Set problem: Can the data below be echoed back word for word?

------ Task material

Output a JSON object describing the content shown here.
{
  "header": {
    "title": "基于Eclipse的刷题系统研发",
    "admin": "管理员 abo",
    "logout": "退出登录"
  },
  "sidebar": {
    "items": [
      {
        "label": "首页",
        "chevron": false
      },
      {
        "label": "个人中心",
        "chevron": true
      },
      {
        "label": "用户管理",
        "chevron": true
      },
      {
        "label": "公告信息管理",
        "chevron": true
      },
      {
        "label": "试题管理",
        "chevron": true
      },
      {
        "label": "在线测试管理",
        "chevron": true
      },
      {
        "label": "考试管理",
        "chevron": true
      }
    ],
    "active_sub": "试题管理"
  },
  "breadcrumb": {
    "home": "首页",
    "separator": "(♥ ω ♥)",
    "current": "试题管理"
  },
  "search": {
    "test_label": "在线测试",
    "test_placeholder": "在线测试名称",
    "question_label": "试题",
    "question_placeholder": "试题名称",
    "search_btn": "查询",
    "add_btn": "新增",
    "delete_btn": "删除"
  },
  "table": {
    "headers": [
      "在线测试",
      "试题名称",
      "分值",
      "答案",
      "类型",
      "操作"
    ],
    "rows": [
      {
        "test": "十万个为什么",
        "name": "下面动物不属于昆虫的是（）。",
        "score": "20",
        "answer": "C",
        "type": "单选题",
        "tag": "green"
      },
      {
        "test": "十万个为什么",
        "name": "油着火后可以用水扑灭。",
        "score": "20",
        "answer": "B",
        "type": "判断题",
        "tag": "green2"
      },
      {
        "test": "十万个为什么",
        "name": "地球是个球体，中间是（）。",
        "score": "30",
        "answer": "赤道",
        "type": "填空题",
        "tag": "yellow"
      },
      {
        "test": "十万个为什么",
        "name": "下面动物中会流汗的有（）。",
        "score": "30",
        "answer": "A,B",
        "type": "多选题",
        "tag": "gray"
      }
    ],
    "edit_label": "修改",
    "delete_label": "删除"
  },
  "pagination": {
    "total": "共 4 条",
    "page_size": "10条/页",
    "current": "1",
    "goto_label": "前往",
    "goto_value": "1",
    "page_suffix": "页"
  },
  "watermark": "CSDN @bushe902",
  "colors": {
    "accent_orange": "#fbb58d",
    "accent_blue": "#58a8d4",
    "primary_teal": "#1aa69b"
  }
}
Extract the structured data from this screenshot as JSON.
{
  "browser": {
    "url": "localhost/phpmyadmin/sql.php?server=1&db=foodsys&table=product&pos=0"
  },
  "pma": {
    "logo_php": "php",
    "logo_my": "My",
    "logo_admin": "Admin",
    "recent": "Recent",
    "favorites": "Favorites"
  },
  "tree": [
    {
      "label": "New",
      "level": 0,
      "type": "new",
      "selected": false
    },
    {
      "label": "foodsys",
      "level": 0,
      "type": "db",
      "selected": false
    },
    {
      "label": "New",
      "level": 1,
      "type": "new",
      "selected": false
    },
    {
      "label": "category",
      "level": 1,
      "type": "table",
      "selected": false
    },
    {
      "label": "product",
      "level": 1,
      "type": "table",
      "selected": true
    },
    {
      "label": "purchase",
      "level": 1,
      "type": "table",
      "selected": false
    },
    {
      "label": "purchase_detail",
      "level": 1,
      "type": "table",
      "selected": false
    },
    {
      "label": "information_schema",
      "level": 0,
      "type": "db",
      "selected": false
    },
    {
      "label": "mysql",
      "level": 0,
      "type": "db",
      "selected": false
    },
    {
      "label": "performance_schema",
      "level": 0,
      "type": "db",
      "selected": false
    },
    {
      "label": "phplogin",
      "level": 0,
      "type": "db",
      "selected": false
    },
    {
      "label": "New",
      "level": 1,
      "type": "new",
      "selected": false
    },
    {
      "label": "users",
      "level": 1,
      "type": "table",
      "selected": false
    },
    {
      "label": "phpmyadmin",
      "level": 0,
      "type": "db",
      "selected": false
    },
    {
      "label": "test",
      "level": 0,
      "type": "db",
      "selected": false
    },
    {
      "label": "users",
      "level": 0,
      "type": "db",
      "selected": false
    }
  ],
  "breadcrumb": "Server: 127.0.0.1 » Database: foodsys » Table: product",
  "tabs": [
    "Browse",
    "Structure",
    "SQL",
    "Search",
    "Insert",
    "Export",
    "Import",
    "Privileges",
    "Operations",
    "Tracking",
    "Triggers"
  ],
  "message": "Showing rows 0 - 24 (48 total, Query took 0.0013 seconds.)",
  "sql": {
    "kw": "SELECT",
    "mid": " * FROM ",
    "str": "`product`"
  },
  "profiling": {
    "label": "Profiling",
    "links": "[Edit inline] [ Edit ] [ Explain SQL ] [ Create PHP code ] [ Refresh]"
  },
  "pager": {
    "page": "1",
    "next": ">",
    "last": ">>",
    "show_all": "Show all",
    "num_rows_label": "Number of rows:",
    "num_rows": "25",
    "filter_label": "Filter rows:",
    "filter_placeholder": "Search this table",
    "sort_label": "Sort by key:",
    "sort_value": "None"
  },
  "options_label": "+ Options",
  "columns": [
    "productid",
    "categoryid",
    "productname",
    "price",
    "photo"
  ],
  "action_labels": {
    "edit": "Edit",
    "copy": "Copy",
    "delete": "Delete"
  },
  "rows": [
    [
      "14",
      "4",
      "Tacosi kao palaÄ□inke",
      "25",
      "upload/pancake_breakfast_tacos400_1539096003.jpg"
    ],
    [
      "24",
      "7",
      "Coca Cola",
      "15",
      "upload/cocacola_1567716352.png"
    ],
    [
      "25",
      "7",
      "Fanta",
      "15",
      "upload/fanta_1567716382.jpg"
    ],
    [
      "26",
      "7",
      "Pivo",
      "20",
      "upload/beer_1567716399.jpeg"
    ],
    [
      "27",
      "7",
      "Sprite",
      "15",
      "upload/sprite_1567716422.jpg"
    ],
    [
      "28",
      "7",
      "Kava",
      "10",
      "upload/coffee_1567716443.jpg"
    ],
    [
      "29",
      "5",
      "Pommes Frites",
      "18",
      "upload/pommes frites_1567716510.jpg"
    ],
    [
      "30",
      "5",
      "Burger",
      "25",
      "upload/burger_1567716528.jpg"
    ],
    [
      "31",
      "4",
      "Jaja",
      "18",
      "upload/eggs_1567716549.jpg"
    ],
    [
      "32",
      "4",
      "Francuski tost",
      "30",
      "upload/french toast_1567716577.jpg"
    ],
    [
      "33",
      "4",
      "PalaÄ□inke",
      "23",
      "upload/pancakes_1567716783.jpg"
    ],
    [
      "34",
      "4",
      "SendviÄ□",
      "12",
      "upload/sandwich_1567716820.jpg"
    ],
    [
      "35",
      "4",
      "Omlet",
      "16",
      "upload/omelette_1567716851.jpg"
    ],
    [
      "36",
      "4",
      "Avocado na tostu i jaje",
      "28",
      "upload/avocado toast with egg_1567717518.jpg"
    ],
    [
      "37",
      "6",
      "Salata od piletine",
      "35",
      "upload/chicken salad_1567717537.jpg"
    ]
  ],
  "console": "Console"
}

------------

The output:
Output a JSON object describing the content shown here.
{
  "header": {
    "title": "基于Eclipse的刷题系统研发",
    "admin": "管理员 abo",
    "logout": "退出登录"
  },
  "sidebar": {
    "items": [
      {
        "label": "首页",
        "chevron": false
      },
      {
        "label": "个人中心",
        "chevron": true
      },
      {
        "label": "用户管理",
        "chevron": true
      },
      {
        "label": "公告信息管理",
        "chevron": true
      },
      {
        "label": "试题管理",
        "chevron": true
      },
      {
        "label": "在线测试管理",
        "chevron": true
      },
      {
        "label": "考试管理",
        "chevron": true
      }
    ],
    "active_sub": "试题管理"
  },
  "breadcrumb": {
    "home": "首页",
    "separator": "(♥ ω ♥)",
    "current": "试题管理"
  },
  "search": {
    "test_label": "在线测试",
    "test_placeholder": "在线测试名称",
    "question_label": "试题",
    "question_placeholder": "试题名称",
    "search_btn": "查询",
    "add_btn": "新增",
    "delete_btn": "删除"
  },
  "table": {
    "headers": [
      "在线测试",
      "试题名称",
      "分值",
      "答案",
      "类型",
      "操作"
    ],
    "rows": [
      {
        "test": "十万个为什么",
        "name": "下面动物不属于昆虫的是（）。",
        "score": "20",
        "answer": "C",
        "type": "单选题",
        "tag": "green"
      },
      {
        "test": "十万个为什么",
        "name": "油着火后可以用水扑灭。",
        "score": "20",
        "answer": "B",
        "type": "判断题",
        "tag": "green2"
      },
      {
        "test": "十万个为什么",
        "name": "地球是个球体，中间是（）。",
        "score": "30",
        "answer": "赤道",
        "type": "填空题",
        "tag": "yellow"
      },
      {
        "test": "十万个为什么",
        "name": "下面动物中会流汗的有（）。",
        "score": "30",
        "answer": "A,B",
        "type": "多选题",
        "tag": "gray"
      }
    ],
    "edit_label": "修改",
    "delete_label": "删除"
  },
  "pagination": {
    "total": "共 4 条",
    "page_size": "10条/页",
    "current": "1",
    "goto_label": "前往",
    "goto_value": "1",
    "page_suffix": "页"
  },
  "watermark": "CSDN @bushe902",
  "colors": {
    "accent_orange": "#fbb58d",
    "accent_blue": "#58a8d4",
    "primary_teal": "#1aa69b"
  }
}
Extract the structured data from this screenshot as JSON.
{
  "browser": {
    "url": "localhost/phpmyadmin/sql.php?server=1&db=foodsys&table=product&pos=0"
  },
  "pma": {
    "logo_php": "php",
    "logo_my": "My",
    "logo_admin": "Admin",
    "recent": "Recent",
    "favorites": "Favorites"
  },
  "tree": [
    {
      "label": "New",
      "level": 0,
      "type": "new",
      "selected": false
    },
    {
      "label": "foodsys",
      "level": 0,
      "type": "db",
      "selected": false
    },
    {
      "label": "New",
      "level": 1,
      "type": "new",
      "selected": false
    },
    {
      "label": "category",
      "level": 1,
      "type": "table",
      "selected": false
    },
    {
      "label": "product",
      "level": 1,
      "type": "table",
      "selected": true
    },
    {
      "label": "purchase",
      "level": 1,
      "type": "table",
      "selected": false
    },
    {
      "label": "purchase_detail",
      "level": 1,
      "type": "table",
      "selected": false
    },
    {
      "label": "information_schema",
      "level": 0,
      "type": "db",
      "selected": false
    },
    {
      "label": "mysql",
      "level": 0,
      "type": "db",
      "selected": false
    },
    {
      "label": "performance_schema",
      "level": 0,
      "type": "db",
      "selected": false
    },
    {
      "label": "phplogin",
      "level": 0,
      "type": "db",
      "selected": false
    },
    {
      "label": "New",
      "level": 1,
      "type": "new",
      "selected": false
    },
    {
      "label": "users",
      "level": 1,
      "type": "table",
      "selected": false
    },
    {
      "label": "phpmyadmin",
      "level": 0,
      "type": "db",
      "selected": false
    },
    {
      "label": "test",
      "level": 0,
      "type": "db",
      "selected": false
    },
    {
      "label": "users",
      "level": 0,
      "type": "db",
      "selected": false
    }
  ],
  "breadcrumb": "Server: 127.0.0.1 » Database: foodsys » Table: product",
  "tabs": [
    "Browse",
    "Structure",
    "SQL",
    "Search",
    "Insert",
    "Export",
    "Import",
    "Privileges",
    "Operations",
    "Tracking",
    "Triggers"
  ],
  "message": "Showing rows 0 - 24 (48 total, Query took 0.0013 seconds.)",
  "sql": {
    "kw": "SELECT",
    "mid": " * FROM ",
    "str": "`product`"
  },
  "profiling": {
    "label": "Profiling",
    "links": "[Edit inline] [ Edit ] [ Explain SQL ] [ Create PHP code ] [ Refresh]"
  },
  "pager": {
    "page": "1",
    "next": ">",
    "last": ">>",
    "show_all": "Show all",
    "num_rows_label": "Number of rows:",
    "num_rows": "25",
    "filter_label": "Filter rows:",
    "filter_placeholder": "Search this table",
    "sort_label": "Sort by key:",
    "sort_value": "None"
  },
  "options_label": "+ Options",
  "columns": [
    "productid",
    "categoryid",
    "productname",
    "price",
    "photo"
  ],
  "action_labels": {
    "edit": "Edit",
    "copy": "Copy",
    "delete": "Delete"
  },
  "rows": [
    [
      "14",
      "4",
      "Tacosi kao palaÄ□inke",
      "25",
      "upload/pancake_breakfast_tacos400_1539096003.jpg"
    ],
    [
      "24",
      "7",
      "Coca Cola",
      "15",
      "upload/cocacola_1567716352.png"
    ],
    [
      "25",
      "7",
      "Fanta",
      "15",
      "upload/fanta_1567716382.jpg"
    ],
    [
      "26",
      "7",
      "Pivo",
      "20",
      "upload/beer_1567716399.jpeg"
    ],
    [
      "27",
      "7",
      "Sprite",
      "15",
      "upload/sprite_1567716422.jpg"
    ],
    [
      "28",
      "7",
      "Kava",
      "10",
      "upload/coffee_1567716443.jpg"
    ],
    [
      "29",
      "5",
      "Pommes Frites",
      "18",
      "upload/pommes frites_1567716510.jpg"
    ],
    [
      "30",
      "5",
      "Burger",
      "25",
      "upload/burger_1567716528.jpg"
    ],
    [
      "31",
      "4",
      "Jaja",
      "18",
      "upload/eggs_1567716549.jpg"
    ],
    [
      "32",
      "4",
      "Francuski tost",
      "30",
      "upload/french toast_1567716577.jpg"
    ],
    [
      "33",
      "4",
      "PalaÄ□inke",
      "23",
      "upload/pancakes_1567716783.jpg"
    ],
    [
      "34",
      "4",
      "SendviÄ□",
      "12",
      "upload/sandwich_1567716820.jpg"
    ],
    [
      "35",
      "4",
      "Omlet",
      "16",
      "upload/omelette_1567716851.jpg"
    ],
    [
      "36",
      "4",
      "Avocado na tostu i jaje",
      "28",
      "upload/avocado toast with egg_1567717518.jpg"
    ],
    [
      "37",
      "6",
      "Salata od piletine",
      "35",
      "upload/chicken salad_1567717537.jpg"
    ]
  ],
  "console": "Console"
}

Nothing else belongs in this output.